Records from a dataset
##########

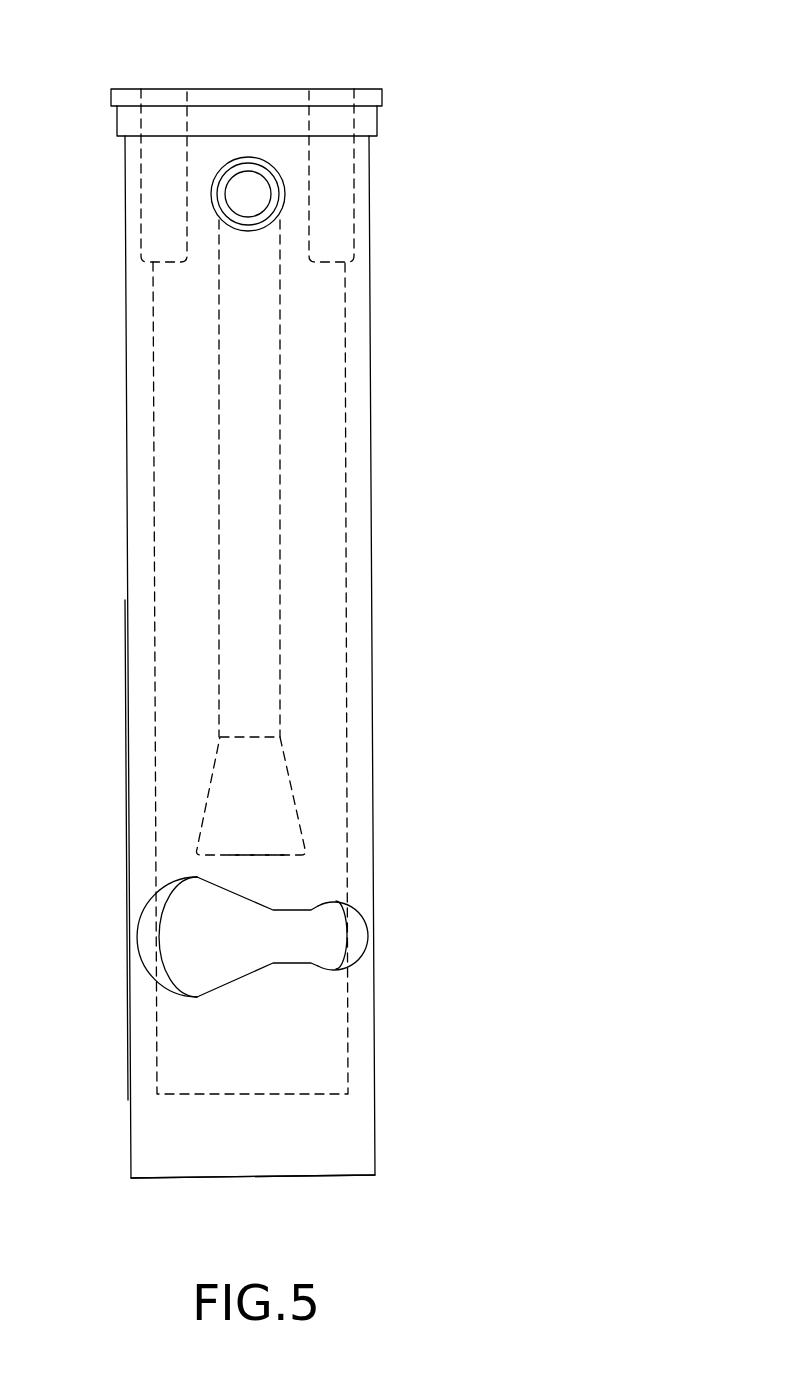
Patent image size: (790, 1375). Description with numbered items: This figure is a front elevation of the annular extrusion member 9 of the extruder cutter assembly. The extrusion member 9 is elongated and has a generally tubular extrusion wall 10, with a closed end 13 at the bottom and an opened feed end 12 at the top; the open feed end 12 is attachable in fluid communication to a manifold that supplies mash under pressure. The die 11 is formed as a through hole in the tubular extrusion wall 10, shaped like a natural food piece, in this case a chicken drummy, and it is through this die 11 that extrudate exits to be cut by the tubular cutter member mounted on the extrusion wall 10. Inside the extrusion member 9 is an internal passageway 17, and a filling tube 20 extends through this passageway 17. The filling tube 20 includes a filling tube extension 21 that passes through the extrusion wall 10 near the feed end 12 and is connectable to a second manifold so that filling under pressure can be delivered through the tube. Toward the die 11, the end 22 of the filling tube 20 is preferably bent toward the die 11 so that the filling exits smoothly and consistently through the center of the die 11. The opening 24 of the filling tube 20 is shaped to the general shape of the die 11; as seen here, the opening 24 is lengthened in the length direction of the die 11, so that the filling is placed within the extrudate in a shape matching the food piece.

The annular extrusion member 9 is at (393, 336).
The tubular extrusion wall 10 is at (148, 1023).
The die 11 is at (295, 917).
The opened feed end 12 is at (141, 89).
The closed end 13 is at (155, 1178).
The internal passageway 17 is at (313, 618).
The filling tube 20 is at (253, 532).
The filling tube extension 21 is at (284, 181).
The end of the filling tube 22 is at (258, 795).
The opening of the filling tube 24 is at (277, 855).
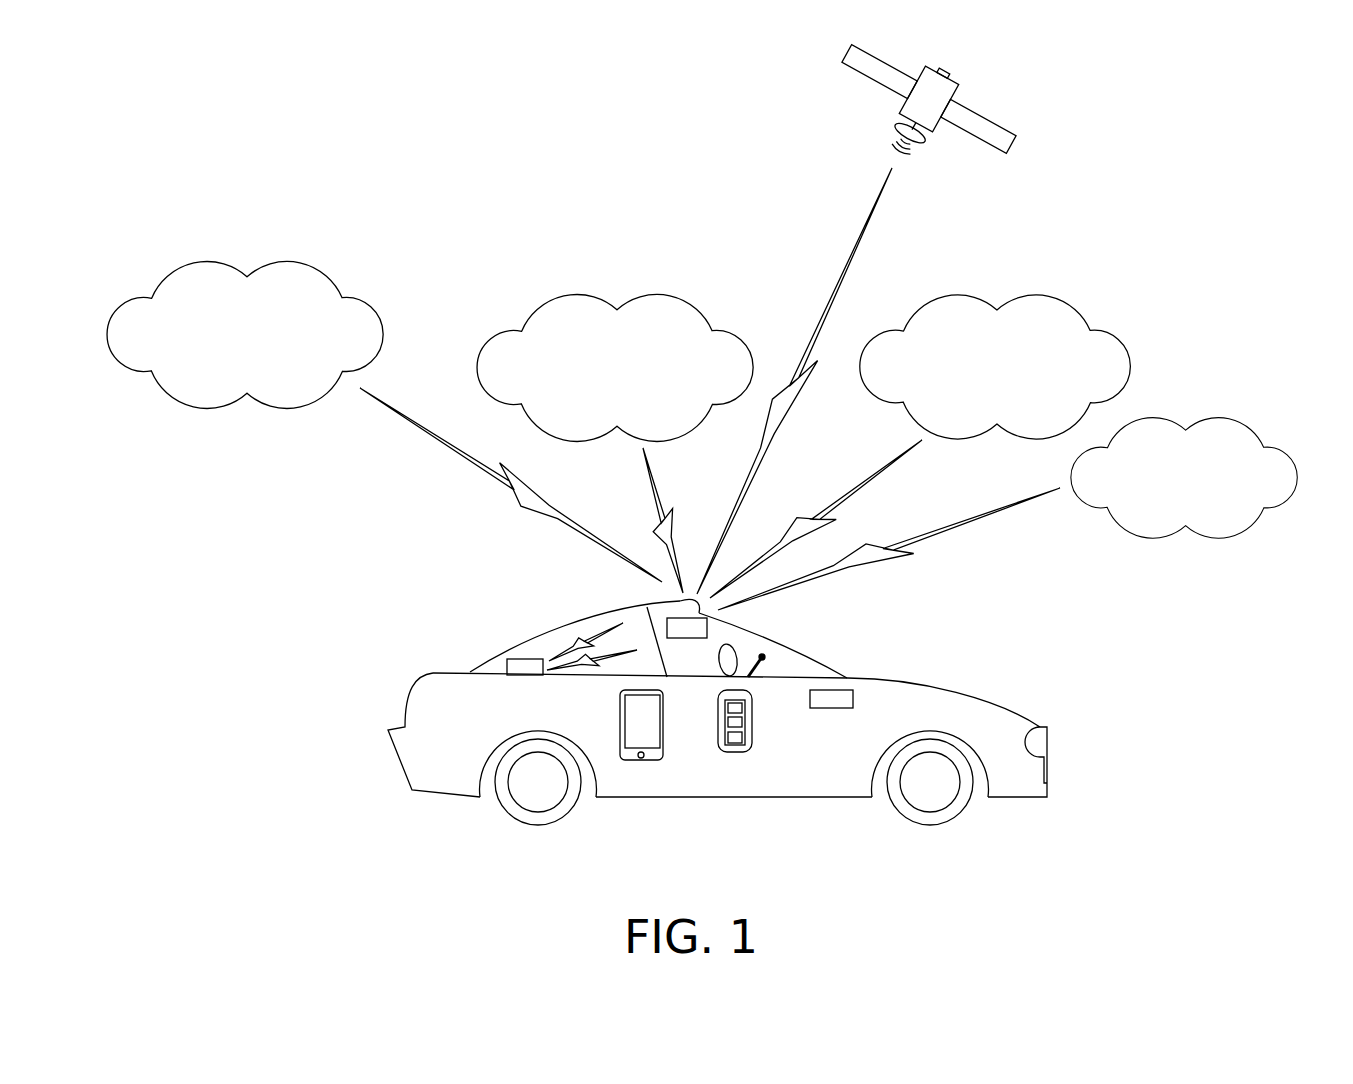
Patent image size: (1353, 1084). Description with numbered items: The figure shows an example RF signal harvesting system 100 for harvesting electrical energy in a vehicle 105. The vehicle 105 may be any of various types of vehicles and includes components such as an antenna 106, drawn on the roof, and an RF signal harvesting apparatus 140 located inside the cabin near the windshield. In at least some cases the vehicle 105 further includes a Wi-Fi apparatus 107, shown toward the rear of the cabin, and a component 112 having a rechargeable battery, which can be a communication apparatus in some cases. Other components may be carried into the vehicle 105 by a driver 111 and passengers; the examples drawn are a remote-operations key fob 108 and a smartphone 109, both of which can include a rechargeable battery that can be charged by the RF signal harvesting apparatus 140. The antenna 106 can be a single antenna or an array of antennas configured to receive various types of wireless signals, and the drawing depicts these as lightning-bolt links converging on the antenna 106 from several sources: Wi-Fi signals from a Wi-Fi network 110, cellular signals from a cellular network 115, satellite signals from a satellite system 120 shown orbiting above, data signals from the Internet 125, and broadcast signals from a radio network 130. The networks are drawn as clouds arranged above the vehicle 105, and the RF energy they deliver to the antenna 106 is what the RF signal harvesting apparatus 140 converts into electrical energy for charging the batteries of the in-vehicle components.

The RF signal harvesting system 100 is at (1209, 149).
The vehicle 105 is at (1001, 630).
The antenna 106 is at (643, 605).
The Wi-Fi apparatus 107 is at (520, 675).
The remote-operations key fob 108 is at (737, 752).
The smartphone 109 is at (643, 760).
The Wi-Fi network 110 is at (327, 310).
The driver 111 is at (745, 651).
The component 112 is at (827, 708).
The cellular network 115 is at (696, 342).
The satellite system 120 is at (850, 125).
The Internet 125 is at (1071, 342).
The radio network 130 is at (1241, 450).
The RF signal harvesting apparatus 140 is at (670, 638).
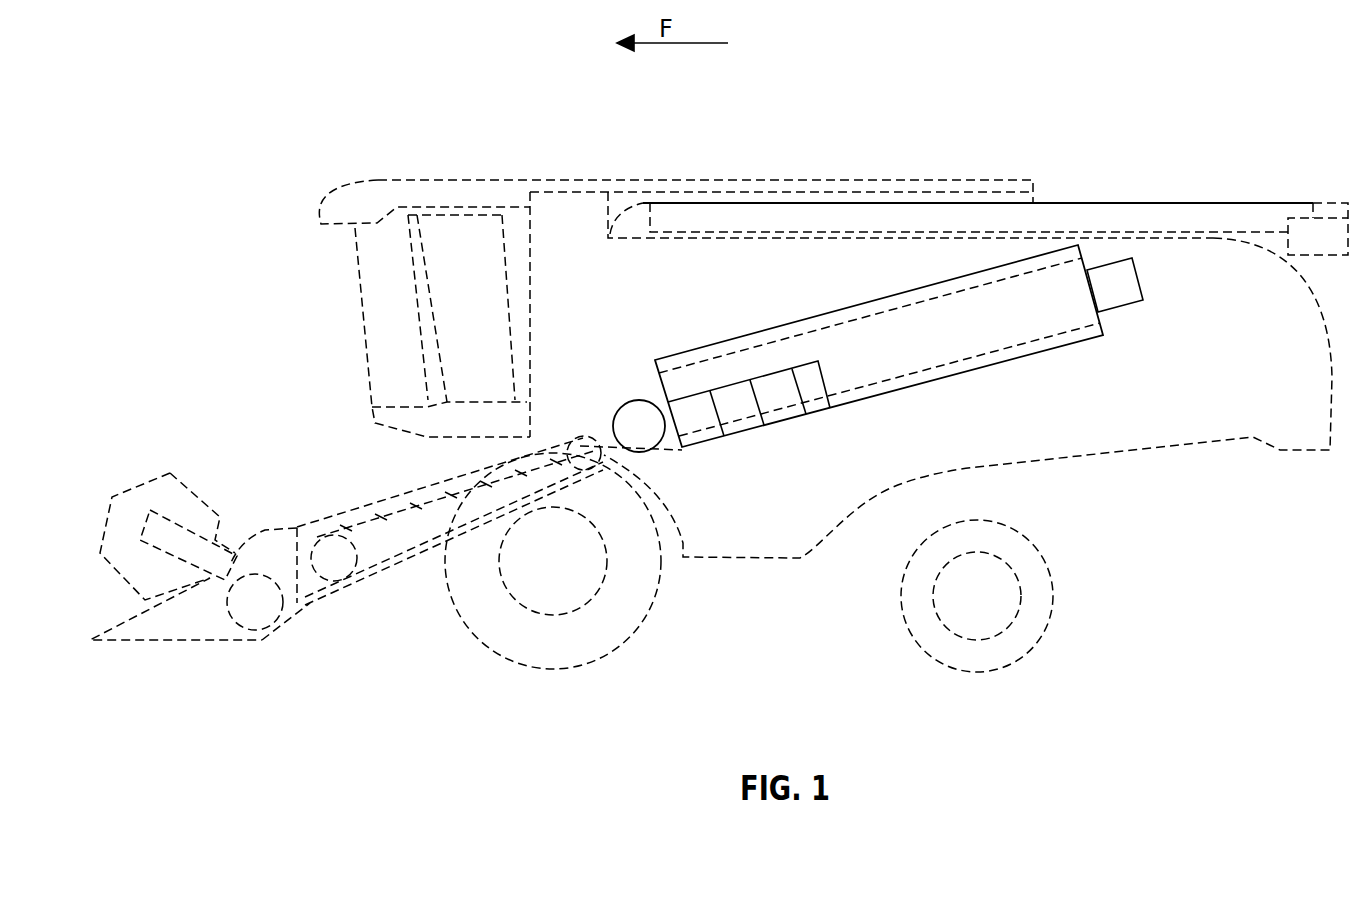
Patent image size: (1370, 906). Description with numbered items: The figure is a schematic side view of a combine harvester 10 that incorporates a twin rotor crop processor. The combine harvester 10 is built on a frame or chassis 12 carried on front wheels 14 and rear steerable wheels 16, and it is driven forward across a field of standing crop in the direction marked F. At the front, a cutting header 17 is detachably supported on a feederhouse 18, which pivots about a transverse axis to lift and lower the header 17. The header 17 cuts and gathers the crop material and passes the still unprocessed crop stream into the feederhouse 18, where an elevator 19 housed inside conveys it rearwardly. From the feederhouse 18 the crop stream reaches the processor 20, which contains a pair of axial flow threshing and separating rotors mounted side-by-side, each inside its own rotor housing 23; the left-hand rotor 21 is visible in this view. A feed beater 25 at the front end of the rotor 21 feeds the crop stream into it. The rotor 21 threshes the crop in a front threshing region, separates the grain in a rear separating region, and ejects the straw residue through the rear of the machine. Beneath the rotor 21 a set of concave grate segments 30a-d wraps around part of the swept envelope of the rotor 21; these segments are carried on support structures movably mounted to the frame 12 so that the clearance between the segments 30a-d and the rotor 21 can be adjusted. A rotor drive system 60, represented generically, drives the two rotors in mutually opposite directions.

The combine harvester 10 is at (1226, 113).
The frame or chassis 12 is at (763, 560).
The front wheels 14 is at (495, 652).
The rear steerable wheels 16 is at (1027, 653).
The cutting header 17 is at (142, 642).
The feederhouse 18 is at (372, 577).
The elevator 19 is at (353, 518).
The processor 20 is at (690, 348).
The axial flow threshing and separating rotor 21 is at (827, 327).
The rotor housing 23 is at (1040, 355).
The feed beater 25 is at (622, 408).
The concave grate segments 30a-d is at (813, 420).
The rotor drive system 60 is at (1123, 303).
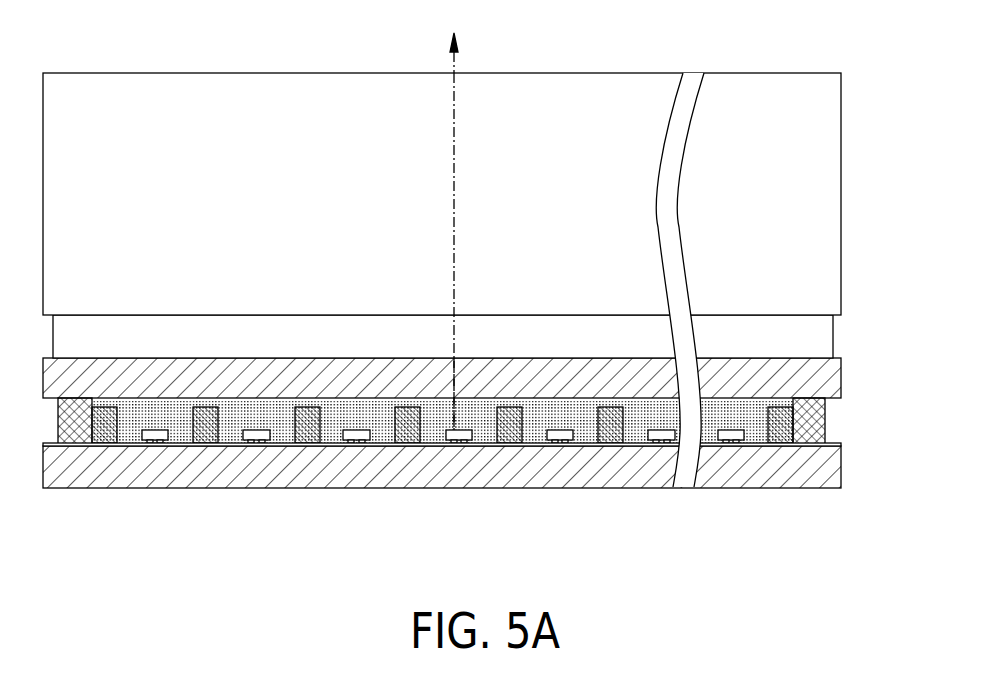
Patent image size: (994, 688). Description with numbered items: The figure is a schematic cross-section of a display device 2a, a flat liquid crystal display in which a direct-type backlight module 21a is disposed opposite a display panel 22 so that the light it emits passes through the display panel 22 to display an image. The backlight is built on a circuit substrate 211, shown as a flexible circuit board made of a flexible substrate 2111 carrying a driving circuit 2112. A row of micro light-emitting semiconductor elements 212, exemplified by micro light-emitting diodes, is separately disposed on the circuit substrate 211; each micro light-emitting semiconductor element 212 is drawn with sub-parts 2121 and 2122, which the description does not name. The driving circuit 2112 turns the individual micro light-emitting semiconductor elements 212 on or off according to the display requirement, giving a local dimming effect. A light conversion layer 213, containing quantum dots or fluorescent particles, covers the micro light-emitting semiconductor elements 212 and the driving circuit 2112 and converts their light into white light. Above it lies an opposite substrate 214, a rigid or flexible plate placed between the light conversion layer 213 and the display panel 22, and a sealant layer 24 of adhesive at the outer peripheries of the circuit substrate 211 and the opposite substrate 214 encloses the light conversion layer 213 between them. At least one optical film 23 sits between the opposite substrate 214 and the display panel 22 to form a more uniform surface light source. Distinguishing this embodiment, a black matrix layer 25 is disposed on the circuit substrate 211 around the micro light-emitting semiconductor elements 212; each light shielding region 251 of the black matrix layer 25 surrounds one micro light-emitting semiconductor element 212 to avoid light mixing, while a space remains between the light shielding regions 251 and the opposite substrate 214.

##########

YOUR OBJECTIVE: Copy every line above word for word, omitting the pictures.

OUTPUT OF THE EXERCISE:
Patent image size: (790, 1375). Description with numbered items: This figure is a front elevation of the annular extrusion member 9 of the extruder cutter assembly. The extrusion member 9 is elongated and has a generally tubular extrusion wall 10, with a closed end 13 at the bottom and an opened feed end 12 at the top; the open feed end 12 is attachable in fluid communication to a manifold that supplies mash under pressure. The die 11 is formed as a through hole in the tubular extrusion wall 10, shaped like a natural food piece, in this case a chicken drummy, and it is through this die 11 that extrudate exits to be cut by the tubular cutter member mounted on the extrusion wall 10. Inside the extrusion member 9 is an internal passageway 17, and a filling tube 20 extends through this passageway 17. The filling tube 20 includes a filling tube extension 21 that passes through the extrusion wall 10 near the feed end 12 and is connectable to a second manifold so that filling under pressure can be delivered through the tube. Toward the die 11, the end 22 of the filling tube 20 is preferably bent toward the die 11 so that the filling exits smoothly and consistently through the center of the die 11. The opening 24 of the filling tube 20 is shaped to the general shape of the die 11; as seen here, the opening 24 is lengthened in the length direction of the die 11, so that the filling is placed within the extrudate in a shape matching the food piece.

The annular extrusion member 9 is at (393, 336).
The tubular extrusion wall 10 is at (148, 1023).
The die 11 is at (295, 917).
The opened feed end 12 is at (141, 89).
The closed end 13 is at (155, 1178).
The internal passageway 17 is at (313, 618).
The filling tube 20 is at (253, 532).
The filling tube extension 21 is at (284, 181).
The end of the filling tube 22 is at (258, 795).
The opening of the filling tube 24 is at (277, 855).
Patent image size: (1353, 1084). Description with numbered items: The figure shows an example RF signal harvesting system 100 for harvesting electrical energy in a vehicle 105. The vehicle 105 may be any of various types of vehicles and includes components such as an antenna 106, drawn on the roof, and an RF signal harvesting apparatus 140 located inside the cabin near the windshield. In at least some cases the vehicle 105 further includes a Wi-Fi apparatus 107, shown toward the rear of the cabin, and a component 112 having a rechargeable battery, which can be a communication apparatus in some cases. Other components may be carried into the vehicle 105 by a driver 111 and passengers; the examples drawn are a remote-operations key fob 108 and a smartphone 109, both of which can include a rechargeable battery that can be charged by the RF signal harvesting apparatus 140. The antenna 106 can be a single antenna or an array of antennas configured to receive various types of wireless signals, and the drawing depicts these as lightning-bolt links converging on the antenna 106 from several sources: Wi-Fi signals from a Wi-Fi network 110, cellular signals from a cellular network 115, satellite signals from a satellite system 120 shown orbiting above, data signals from the Internet 125, and broadcast signals from a radio network 130. The networks are drawn as clouds arranged above the vehicle 105, and the RF energy they deliver to the antenna 106 is what the RF signal harvesting apparatus 140 converts into electrical energy for charging the batteries of the in-vehicle components.

The RF signal harvesting system 100 is at (1209, 149).
The vehicle 105 is at (1001, 630).
The antenna 106 is at (643, 605).
The Wi-Fi apparatus 107 is at (520, 675).
The remote-operations key fob 108 is at (737, 752).
The smartphone 109 is at (643, 760).
The Wi-Fi network 110 is at (327, 310).
The driver 111 is at (745, 651).
The component 112 is at (827, 708).
The cellular network 115 is at (696, 342).
The satellite system 120 is at (850, 125).
The Internet 125 is at (1071, 342).
The radio network 130 is at (1241, 450).
The RF signal harvesting apparatus 140 is at (670, 638).
Patent image size: (1370, 906). Description with numbered items: The figure is a schematic side view of a combine harvester 10 that incorporates a twin rotor crop processor. The combine harvester 10 is built on a frame or chassis 12 carried on front wheels 14 and rear steerable wheels 16, and it is driven forward across a field of standing crop in the direction marked F. At the front, a cutting header 17 is detachably supported on a feederhouse 18, which pivots about a transverse axis to lift and lower the header 17. The header 17 cuts and gathers the crop material and passes the still unprocessed crop stream into the feederhouse 18, where an elevator 19 housed inside conveys it rearwardly. From the feederhouse 18 the crop stream reaches the processor 20, which contains a pair of axial flow threshing and separating rotors mounted side-by-side, each inside its own rotor housing 23; the left-hand rotor 21 is visible in this view. A feed beater 25 at the front end of the rotor 21 feeds the crop stream into it. The rotor 21 threshes the crop in a front threshing region, separates the grain in a rear separating region, and ejects the straw residue through the rear of the machine. Beneath the rotor 21 a set of concave grate segments 30a-d wraps around part of the swept envelope of the rotor 21; these segments are carried on support structures movably mounted to the frame 12 so that the clearance between the segments 30a-d and the rotor 21 can be adjusted. A rotor drive system 60, represented generically, drives the two rotors in mutually opposite directions.

The combine harvester 10 is at (1226, 113).
The frame or chassis 12 is at (763, 560).
The front wheels 14 is at (495, 652).
The rear steerable wheels 16 is at (1027, 653).
The cutting header 17 is at (142, 642).
The feederhouse 18 is at (372, 577).
The elevator 19 is at (353, 518).
The processor 20 is at (690, 348).
The axial flow threshing and separating rotor 21 is at (827, 327).
The rotor housing 23 is at (1040, 355).
The feed beater 25 is at (622, 408).
The concave grate segments 30a-d is at (813, 420).
The rotor drive system 60 is at (1123, 303).
Patent image size: (994, 688). Description with numbered items: The figure is a schematic cross-section of a display device 2a, a flat liquid crystal display in which a direct-type backlight module 21a is disposed opposite a display panel 22 so that the light it emits passes through the display panel 22 to display an image. The backlight is built on a circuit substrate 211, shown as a flexible circuit board made of a flexible substrate 2111 carrying a driving circuit 2112. A row of micro light-emitting semiconductor elements 212, exemplified by micro light-emitting diodes, is separately disposed on the circuit substrate 211; each micro light-emitting semiconductor element 212 is drawn with sub-parts 2121 and 2122, which the description does not name. The driving circuit 2112 turns the individual micro light-emitting semiconductor elements 212 on or off according to the display requirement, giving a local dimming effect. A light conversion layer 213, containing quantum dots or fluorescent particles, covers the micro light-emitting semiconductor elements 212 and the driving circuit 2112 and converts their light into white light. Above it lies an opposite substrate 214, a rigid or flexible plate placed between the light conversion layer 213 and the display panel 22, and a sealant layer 24 of adhesive at the outer peripheries of the circuit substrate 211 and the opposite substrate 214 encloses the light conversion layer 213 between them. At least one optical film 23 sits between the opposite substrate 214 and the display panel 22 to form a more uniform surface light source. Distinguishing this embodiment, a black matrix layer 25 is disposed on the circuit substrate 211 around the micro light-emitting semiconductor elements 212; each light shielding region 251 of the black matrix layer 25 surrounds one micro light-emitting semiconductor element 212 to avoid light mixing, while a space remains between the light shielding regions 251 and the opposite substrate 214.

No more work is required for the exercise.